> Exercise brief:
Read through the records below and copy each line that uses the word "正片叠底".

Collected data entries:
..............................
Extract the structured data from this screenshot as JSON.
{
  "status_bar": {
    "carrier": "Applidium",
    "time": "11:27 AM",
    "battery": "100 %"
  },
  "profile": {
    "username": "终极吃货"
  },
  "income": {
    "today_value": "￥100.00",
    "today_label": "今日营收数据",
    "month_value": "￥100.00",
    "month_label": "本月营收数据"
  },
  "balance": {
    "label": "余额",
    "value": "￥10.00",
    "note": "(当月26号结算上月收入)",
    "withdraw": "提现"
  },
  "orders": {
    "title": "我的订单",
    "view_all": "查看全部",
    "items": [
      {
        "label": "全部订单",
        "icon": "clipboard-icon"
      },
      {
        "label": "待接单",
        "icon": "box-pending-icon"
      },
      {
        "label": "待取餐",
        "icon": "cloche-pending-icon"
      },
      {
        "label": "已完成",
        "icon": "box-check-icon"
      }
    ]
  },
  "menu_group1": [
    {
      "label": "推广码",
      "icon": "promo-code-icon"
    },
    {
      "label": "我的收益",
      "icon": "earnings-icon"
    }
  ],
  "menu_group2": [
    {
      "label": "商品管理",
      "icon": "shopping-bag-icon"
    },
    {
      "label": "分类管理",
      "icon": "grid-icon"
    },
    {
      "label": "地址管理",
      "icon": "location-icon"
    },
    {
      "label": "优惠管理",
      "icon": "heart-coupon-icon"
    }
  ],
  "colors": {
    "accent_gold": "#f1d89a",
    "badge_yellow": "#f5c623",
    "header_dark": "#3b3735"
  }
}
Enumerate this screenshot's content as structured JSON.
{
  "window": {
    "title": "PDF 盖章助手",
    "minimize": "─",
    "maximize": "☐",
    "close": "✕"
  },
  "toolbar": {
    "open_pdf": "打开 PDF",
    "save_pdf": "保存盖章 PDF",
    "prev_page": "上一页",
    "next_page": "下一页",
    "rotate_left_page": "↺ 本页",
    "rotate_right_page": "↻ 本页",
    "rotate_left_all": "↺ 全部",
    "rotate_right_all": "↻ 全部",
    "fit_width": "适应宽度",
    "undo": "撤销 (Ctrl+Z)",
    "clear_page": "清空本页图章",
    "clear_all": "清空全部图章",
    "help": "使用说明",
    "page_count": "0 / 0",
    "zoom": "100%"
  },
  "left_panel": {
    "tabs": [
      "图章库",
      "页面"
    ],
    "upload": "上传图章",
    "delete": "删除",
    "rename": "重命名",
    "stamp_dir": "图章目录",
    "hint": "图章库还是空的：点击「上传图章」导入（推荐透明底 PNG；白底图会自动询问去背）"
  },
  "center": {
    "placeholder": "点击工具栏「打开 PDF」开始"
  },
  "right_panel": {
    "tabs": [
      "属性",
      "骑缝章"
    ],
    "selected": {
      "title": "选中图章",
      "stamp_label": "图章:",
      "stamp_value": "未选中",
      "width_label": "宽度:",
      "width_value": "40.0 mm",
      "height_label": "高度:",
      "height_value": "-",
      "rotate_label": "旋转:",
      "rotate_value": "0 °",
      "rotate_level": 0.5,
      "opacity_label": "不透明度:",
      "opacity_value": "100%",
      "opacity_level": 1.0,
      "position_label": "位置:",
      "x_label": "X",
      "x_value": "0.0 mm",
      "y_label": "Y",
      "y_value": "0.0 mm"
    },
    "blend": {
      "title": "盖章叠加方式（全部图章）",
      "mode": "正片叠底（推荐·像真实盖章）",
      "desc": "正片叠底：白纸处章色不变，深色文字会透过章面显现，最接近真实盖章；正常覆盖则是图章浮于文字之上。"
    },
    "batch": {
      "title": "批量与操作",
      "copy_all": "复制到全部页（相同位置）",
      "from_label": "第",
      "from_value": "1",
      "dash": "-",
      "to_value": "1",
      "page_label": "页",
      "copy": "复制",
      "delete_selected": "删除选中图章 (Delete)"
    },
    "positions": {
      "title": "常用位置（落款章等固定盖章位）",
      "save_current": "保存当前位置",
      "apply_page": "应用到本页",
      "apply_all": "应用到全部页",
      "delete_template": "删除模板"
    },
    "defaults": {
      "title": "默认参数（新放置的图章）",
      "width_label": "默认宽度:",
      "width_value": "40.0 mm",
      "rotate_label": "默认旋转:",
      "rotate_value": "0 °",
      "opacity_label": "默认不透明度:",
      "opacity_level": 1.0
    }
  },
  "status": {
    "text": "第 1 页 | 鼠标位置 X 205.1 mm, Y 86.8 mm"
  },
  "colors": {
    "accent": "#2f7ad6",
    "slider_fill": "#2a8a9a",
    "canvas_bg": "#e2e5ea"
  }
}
..............................
> Result of the task:
      "mode": "正片叠底（推荐·像真实盖章）",
      "desc": "正片叠底：白纸处章色不变，深色文字会透过章面显现，最接近真实盖章；正常覆盖则是图章浮于文字之上。"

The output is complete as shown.